Short task
Return every record below exactly as written, omitting any pictures.
......
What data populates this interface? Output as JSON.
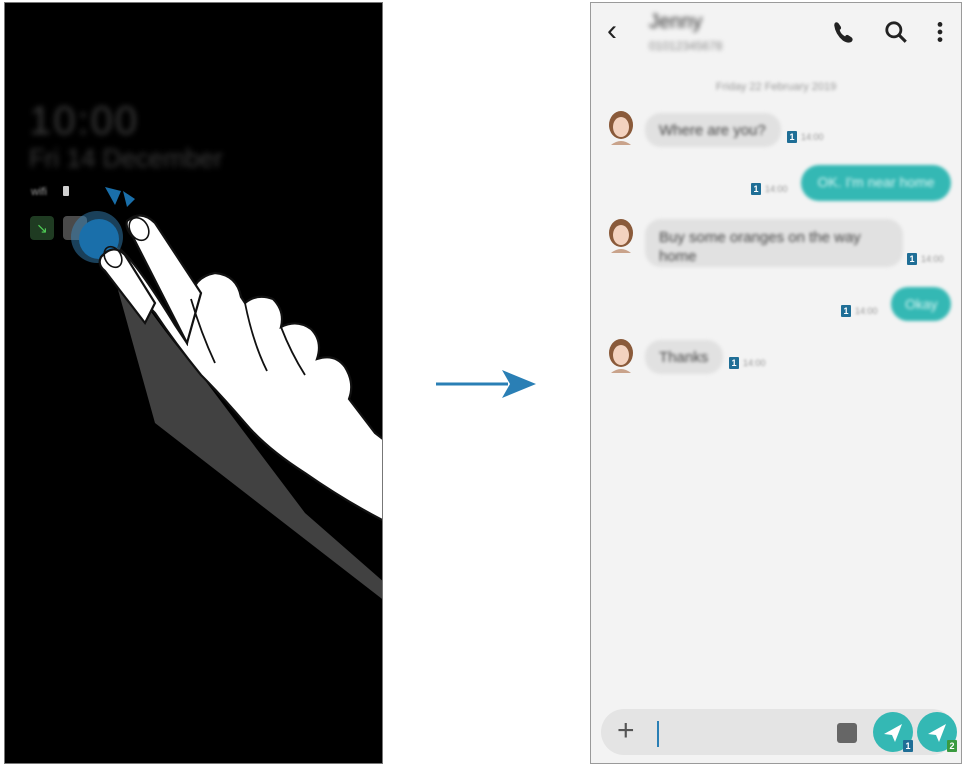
{
  "aod": {
    "time": "10:00",
    "date": "Fri 14 December",
    "status_text": "wifi"
  },
  "messaging": {
    "contact_name": "Jenny",
    "contact_number": "01012345678",
    "date_separator": "Friday 22 February 2019",
    "messages": [
      {
        "direction": "in",
        "text": "Where are you?",
        "time": "14:00",
        "sim": "1"
      },
      {
        "direction": "out",
        "text": "OK. I'm near home",
        "time": "14:00",
        "sim": "1"
      },
      {
        "direction": "in",
        "text": "Buy some oranges on the way home",
        "time": "14:00",
        "sim": "1"
      },
      {
        "direction": "out",
        "text": "Okay",
        "time": "14:00",
        "sim": "1"
      },
      {
        "direction": "in",
        "text": "Thanks",
        "time": "14:00",
        "sim": "1"
      }
    ],
    "composer": {
      "placeholder": "",
      "send_sim_1": "1",
      "send_sim_2": "2"
    }
  },
  "colors": {
    "accent": "#34b8b4",
    "sim_badge": "#1f6e96",
    "arrow": "#2a7fb5"
  }
}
......
Final answer
What data populates this interface? Output as JSON.
{
  "aod": {
    "time": "10:00",
    "date": "Fri 14 December",
    "status_text": "wifi"
  },
  "messaging": {
    "contact_name": "Jenny",
    "contact_number": "01012345678",
    "date_separator": "Friday 22 February 2019",
    "messages": [
      {
        "direction": "in",
        "text": "Where are you?",
        "time": "14:00",
        "sim": "1"
      },
      {
        "direction": "out",
        "text": "OK. I'm near home",
        "time": "14:00",
        "sim": "1"
      },
      {
        "direction": "in",
        "text": "Buy some oranges on the way home",
        "time": "14:00",
        "sim": "1"
      },
      {
        "direction": "out",
        "text": "Okay",
        "time": "14:00",
        "sim": "1"
      },
      {
        "direction": "in",
        "text": "Thanks",
        "time": "14:00",
        "sim": "1"
      }
    ],
    "composer": {
      "placeholder": "",
      "send_sim_1": "1",
      "send_sim_2": "2"
    }
  },
  "colors": {
    "accent": "#34b8b4",
    "sim_badge": "#1f6e96",
    "arrow": "#2a7fb5"
  }
}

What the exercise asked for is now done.